(Extract to read):
::::::
In this story, Molly explains how death by bureaucracy is the Kremlin's MO.
Molly Schwartz: On July 15th, Sonya Groysman lost her job.
Sonya Groysman: It wasn't the best day of my life, I can tell you.
Molly: Groysman is a 27-year-old Russian journalist who used to work at an investigative news outlet called Proekt.
Sonya: I did a podcast which told the stories of Russian doctors who were on the front lines against coronavirus which was based on doctors' diaries. It was the only podcast that conveyed a realistic picture of what was happening in Russia's hospitals.
Molly: Back in July, the Russian government went after Proekt calling it, "Undesirable organization," and basically, banning it from the country.
Sonya: Undesirable organization means that all the projects, all the things we did became illegal.
Joshua Yaffa: Proekt was releasing one high-profile fascinating and impactful investigation after another.
Molly: This is Joshua Yaffa, Moscow Correspondent for The New Yorker.
Joshua: It specialized in the brave unflinching, hard-hitting investigations that were hard to find and weren't being done by outlets based in Russia.
Molly: In Russia, there are certain people, like Putin's allies, who you can't touch, but Proekt went there.
Joshua: Russia's Interior Minister, people from the so-called Siloviki, the very powerful top officials from the country's security services. They even wrote an investigation that appear to suggest Putin might have a 17-year-old daughter from an extramarital affair and both, this young woman and her mother seem to benefit financially from certain ties to Kremlin-linked institutions and banks.
::::::
(Questions on the material):
A: Copy the transcript about Proekt word for word, from "Molly: Back in" to "Proekt went there.".
B: Extend the transcript about Proekt past its final line.

(Dataset entries):
::::::
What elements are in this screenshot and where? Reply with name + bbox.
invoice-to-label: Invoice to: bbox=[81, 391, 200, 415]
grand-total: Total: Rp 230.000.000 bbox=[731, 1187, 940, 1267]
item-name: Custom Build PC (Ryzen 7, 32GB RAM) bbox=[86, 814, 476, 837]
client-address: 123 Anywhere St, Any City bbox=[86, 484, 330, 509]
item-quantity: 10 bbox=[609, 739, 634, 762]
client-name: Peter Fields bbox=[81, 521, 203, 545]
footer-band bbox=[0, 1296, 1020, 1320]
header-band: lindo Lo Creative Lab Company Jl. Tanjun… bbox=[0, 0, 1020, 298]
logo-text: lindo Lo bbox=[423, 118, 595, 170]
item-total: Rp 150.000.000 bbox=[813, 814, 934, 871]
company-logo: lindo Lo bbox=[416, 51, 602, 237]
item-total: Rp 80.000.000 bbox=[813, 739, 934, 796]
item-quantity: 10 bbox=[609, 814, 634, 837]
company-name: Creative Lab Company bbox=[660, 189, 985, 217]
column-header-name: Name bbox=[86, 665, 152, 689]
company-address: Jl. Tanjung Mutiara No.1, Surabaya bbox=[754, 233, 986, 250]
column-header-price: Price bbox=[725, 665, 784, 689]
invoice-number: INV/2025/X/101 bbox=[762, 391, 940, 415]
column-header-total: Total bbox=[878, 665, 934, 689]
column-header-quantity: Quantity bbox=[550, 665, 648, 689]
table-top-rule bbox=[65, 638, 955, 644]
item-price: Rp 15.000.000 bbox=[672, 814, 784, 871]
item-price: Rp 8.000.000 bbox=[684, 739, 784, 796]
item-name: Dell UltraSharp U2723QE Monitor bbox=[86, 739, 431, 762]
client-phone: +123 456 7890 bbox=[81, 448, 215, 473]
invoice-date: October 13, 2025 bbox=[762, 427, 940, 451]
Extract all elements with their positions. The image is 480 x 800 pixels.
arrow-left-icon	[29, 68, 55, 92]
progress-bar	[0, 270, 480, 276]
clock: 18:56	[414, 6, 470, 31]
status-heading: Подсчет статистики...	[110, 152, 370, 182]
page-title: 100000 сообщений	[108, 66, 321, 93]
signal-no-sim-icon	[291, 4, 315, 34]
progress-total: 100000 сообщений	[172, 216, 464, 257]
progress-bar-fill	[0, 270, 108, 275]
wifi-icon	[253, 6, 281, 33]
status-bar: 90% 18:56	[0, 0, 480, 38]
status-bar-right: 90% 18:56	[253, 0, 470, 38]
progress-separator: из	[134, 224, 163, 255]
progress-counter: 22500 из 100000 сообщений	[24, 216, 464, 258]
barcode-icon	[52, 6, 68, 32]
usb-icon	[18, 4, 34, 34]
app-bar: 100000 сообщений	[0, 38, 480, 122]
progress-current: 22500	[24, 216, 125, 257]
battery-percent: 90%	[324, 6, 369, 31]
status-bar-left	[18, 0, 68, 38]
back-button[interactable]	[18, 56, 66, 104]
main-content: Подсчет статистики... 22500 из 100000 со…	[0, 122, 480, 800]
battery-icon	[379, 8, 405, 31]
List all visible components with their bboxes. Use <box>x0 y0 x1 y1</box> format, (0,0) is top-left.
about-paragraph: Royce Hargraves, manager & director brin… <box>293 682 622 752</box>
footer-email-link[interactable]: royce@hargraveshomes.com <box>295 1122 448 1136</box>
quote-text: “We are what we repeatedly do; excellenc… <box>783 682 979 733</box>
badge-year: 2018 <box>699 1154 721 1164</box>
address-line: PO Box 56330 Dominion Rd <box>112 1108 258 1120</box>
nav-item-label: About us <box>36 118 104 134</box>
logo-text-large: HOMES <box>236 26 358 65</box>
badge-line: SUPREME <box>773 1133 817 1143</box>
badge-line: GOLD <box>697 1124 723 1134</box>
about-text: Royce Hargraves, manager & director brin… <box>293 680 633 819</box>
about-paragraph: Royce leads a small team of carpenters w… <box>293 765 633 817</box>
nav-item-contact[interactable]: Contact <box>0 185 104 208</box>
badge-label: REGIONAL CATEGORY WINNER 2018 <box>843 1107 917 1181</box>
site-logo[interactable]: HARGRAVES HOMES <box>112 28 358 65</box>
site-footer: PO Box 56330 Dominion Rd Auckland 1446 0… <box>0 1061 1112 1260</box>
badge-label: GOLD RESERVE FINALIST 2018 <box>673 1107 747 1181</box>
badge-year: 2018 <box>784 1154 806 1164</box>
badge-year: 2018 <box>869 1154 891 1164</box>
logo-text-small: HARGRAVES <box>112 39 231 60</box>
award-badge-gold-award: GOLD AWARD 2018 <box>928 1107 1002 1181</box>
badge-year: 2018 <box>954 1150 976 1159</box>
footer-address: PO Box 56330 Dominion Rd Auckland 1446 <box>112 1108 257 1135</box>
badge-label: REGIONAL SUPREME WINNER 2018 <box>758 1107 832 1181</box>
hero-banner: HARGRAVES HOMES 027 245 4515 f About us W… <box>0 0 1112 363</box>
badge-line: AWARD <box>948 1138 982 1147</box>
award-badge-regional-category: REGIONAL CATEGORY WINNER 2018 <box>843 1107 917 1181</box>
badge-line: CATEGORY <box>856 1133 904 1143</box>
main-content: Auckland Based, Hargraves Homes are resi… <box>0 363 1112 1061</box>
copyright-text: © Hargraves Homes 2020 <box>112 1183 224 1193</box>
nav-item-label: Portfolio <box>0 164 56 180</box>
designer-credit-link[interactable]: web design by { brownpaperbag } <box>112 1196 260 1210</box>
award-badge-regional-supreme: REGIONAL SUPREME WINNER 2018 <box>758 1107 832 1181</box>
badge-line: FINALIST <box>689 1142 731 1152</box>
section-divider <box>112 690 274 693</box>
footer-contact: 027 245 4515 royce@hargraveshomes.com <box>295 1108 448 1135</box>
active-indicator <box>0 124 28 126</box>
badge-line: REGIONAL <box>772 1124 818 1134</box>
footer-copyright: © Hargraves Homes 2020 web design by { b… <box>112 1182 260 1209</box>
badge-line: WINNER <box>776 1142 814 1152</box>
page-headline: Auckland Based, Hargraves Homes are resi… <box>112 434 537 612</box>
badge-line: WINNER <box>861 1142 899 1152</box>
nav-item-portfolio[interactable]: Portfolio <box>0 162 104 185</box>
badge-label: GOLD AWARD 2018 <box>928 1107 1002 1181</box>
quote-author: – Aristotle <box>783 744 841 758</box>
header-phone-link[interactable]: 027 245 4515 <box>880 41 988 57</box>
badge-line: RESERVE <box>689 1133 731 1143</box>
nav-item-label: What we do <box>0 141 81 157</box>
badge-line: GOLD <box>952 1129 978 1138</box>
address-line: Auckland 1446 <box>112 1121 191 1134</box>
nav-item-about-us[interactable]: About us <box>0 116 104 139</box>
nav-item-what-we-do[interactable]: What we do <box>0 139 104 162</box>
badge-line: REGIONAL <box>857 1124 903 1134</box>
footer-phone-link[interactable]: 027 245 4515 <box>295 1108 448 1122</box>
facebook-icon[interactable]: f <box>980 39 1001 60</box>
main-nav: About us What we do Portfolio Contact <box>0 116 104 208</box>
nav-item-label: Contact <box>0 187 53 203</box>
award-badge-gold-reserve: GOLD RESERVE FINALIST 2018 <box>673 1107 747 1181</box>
::::::
(Answers to the tasks):
A:
Molly: Back in July, the Russian government went after Proekt calling it, "Undesirable organization," and basically, banning it from the country.
Sonya: Undesirable organization means that all the projects, all the things we did became illegal.
Joshua Yaffa: Proekt was releasing one high-profile fascinating and impactful investigation after another.
Molly: This is Joshua Yaffa, Moscow Correspondent for The New Yorker.
Joshua: It specialized in the brave unflinching, hard-hitting investigations that were hard to find and weren't being done by outlets based in Russia.
Molly: In Russia, there are certain people, like Putin's allies, who you can't touch, but Proekt went there.

B:
Molly: This is the reporting that got the outlet shut down, putting Sonya Groysman out of a job. With her new free time, she took a trip to Sochi, a vacation town in the South of Russia.
Sonya: Just to think, "What's next, what should I do now?"
Molly: On July 23rd, she was sitting on the coast of the Black Sea, just watching the waves.
Sonya: This day was stormy, it was rainy. I just was looking at the waves and thought, "It's like my life."
Molly: Then her reverie was cut short when her phone started buzzing like crazy.
Sonya: 20 messages in a minute, I started getting.
Molly: She opened one and clicked the link.
Sonya: The link to this list where my surname was 31 on this list.
Molly: Sonya Groysman's name had been added to the Ministry of Justice's list of foreign agents.
Sonya: I realized that my life is going to change right now.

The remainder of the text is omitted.